» **WHAT THE EXERCISE ASKS**
Scan the listing below for the word "против" and state how many lines hold it. Write nothing but the number.

[Data excerpts]
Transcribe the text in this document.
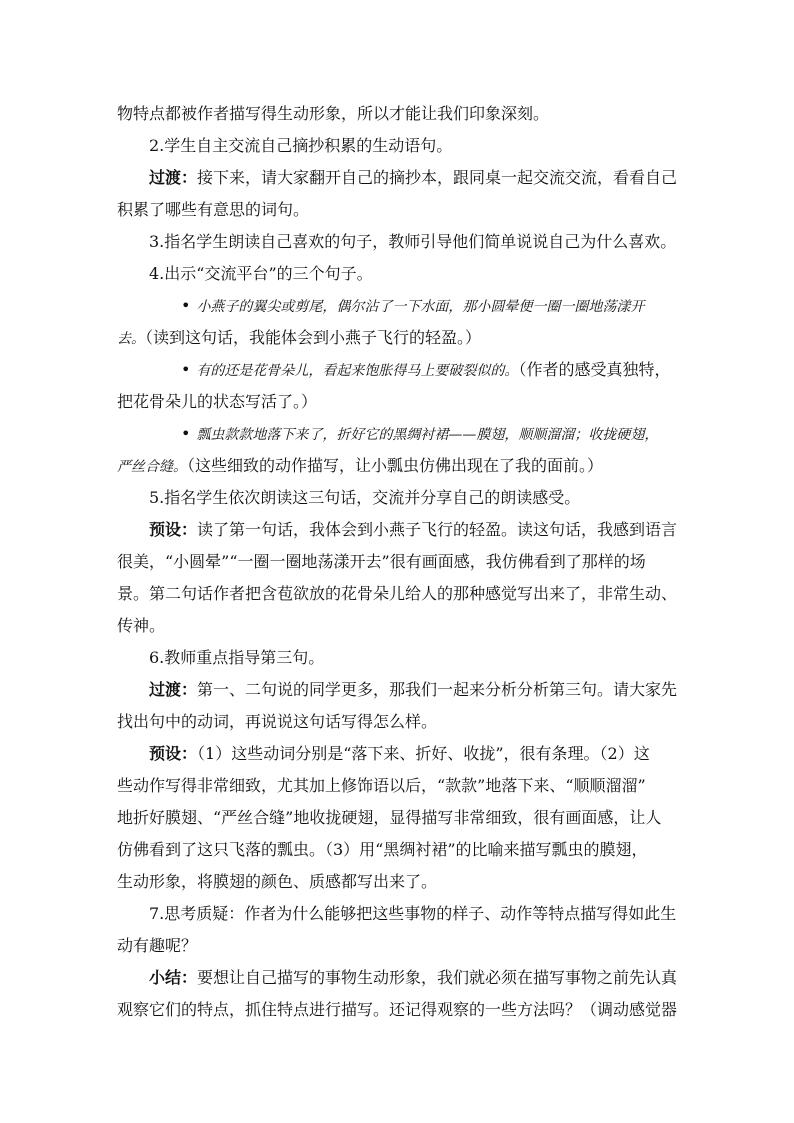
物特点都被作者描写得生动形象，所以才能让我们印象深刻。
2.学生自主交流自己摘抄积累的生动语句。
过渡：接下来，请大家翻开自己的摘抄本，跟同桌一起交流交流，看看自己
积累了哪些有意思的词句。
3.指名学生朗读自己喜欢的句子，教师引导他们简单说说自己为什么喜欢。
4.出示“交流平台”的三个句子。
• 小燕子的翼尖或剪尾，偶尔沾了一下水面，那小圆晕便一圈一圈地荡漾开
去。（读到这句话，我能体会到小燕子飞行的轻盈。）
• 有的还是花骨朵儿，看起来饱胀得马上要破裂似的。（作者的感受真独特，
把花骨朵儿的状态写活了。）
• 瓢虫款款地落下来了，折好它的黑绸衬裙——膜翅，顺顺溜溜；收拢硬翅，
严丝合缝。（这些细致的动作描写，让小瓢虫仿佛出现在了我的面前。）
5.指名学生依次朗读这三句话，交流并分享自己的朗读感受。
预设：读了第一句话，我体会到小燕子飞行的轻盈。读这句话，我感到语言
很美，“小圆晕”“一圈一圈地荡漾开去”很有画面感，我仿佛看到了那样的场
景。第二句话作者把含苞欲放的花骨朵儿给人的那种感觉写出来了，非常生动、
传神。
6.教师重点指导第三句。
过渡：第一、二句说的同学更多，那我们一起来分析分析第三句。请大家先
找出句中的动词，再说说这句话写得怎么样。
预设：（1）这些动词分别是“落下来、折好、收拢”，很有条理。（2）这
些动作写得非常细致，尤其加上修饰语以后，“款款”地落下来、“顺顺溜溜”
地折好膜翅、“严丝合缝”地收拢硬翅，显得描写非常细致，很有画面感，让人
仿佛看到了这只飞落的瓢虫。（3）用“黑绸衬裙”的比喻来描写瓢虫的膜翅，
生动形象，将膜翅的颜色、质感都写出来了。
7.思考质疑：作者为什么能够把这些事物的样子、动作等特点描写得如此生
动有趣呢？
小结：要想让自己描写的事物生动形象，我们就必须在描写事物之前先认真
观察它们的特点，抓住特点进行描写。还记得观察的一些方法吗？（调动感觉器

--

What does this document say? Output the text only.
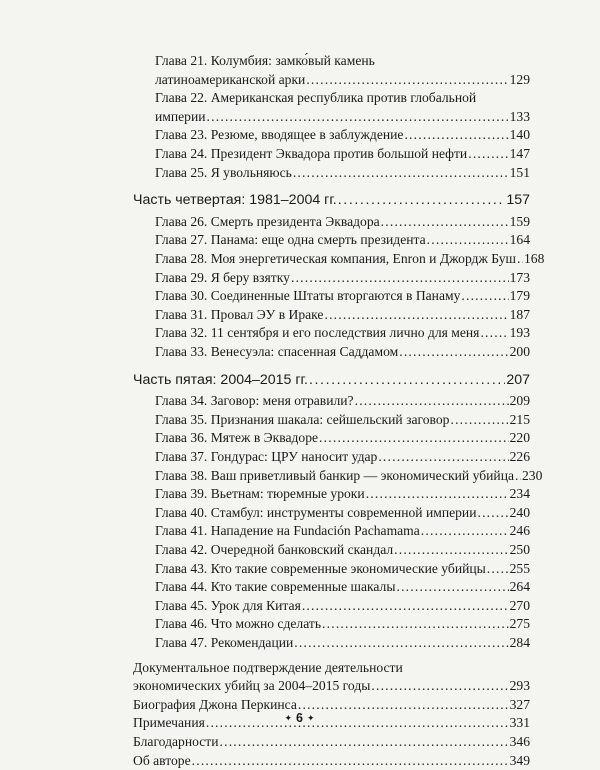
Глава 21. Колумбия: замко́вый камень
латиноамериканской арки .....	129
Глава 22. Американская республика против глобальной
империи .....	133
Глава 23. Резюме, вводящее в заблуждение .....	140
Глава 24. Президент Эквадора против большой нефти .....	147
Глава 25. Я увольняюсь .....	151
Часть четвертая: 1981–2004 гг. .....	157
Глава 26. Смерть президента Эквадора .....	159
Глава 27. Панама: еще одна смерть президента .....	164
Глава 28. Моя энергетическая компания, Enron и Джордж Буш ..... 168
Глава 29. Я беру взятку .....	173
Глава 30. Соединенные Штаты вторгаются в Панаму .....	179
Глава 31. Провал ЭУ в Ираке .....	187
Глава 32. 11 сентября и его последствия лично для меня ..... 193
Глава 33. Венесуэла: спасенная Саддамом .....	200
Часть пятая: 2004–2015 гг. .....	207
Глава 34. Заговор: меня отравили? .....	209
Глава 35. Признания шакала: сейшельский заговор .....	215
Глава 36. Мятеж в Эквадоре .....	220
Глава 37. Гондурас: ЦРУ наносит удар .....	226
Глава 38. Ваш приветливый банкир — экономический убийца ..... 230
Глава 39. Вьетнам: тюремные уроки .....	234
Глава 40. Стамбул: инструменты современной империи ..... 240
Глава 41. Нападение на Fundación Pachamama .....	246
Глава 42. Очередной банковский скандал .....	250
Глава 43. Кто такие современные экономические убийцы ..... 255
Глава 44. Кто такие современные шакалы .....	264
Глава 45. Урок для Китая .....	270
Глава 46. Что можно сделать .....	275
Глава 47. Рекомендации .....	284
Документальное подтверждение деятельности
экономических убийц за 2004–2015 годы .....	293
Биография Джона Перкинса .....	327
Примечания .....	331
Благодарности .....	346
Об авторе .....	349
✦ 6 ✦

==

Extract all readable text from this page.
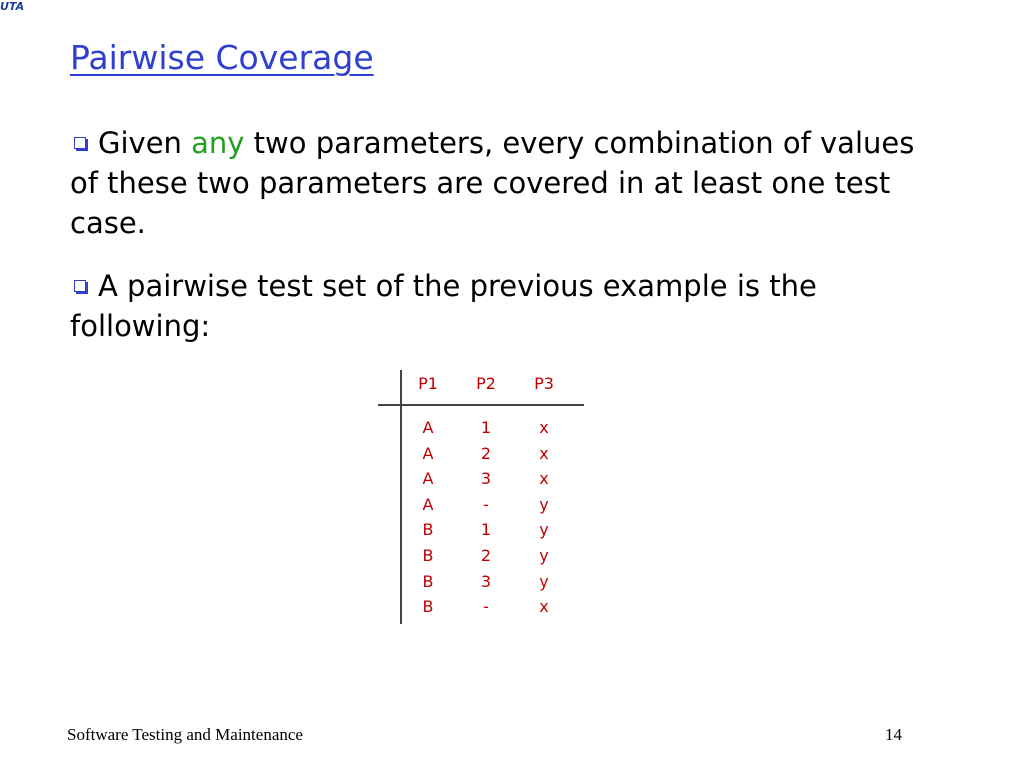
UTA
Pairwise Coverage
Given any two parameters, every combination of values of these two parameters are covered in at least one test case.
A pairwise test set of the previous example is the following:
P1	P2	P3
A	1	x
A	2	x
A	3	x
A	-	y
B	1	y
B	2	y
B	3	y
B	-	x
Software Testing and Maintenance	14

» **RESPONSE**
2